Exercise:
For the data below, work out how many lines contain the word "title" and supply only that number.

Extracted records

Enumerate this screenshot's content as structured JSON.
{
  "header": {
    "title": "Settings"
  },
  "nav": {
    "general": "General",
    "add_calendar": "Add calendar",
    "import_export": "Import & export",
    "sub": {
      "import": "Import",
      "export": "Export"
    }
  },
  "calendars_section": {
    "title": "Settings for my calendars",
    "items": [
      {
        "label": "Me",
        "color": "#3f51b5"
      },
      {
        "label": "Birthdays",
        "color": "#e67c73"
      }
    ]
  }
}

Final result:
2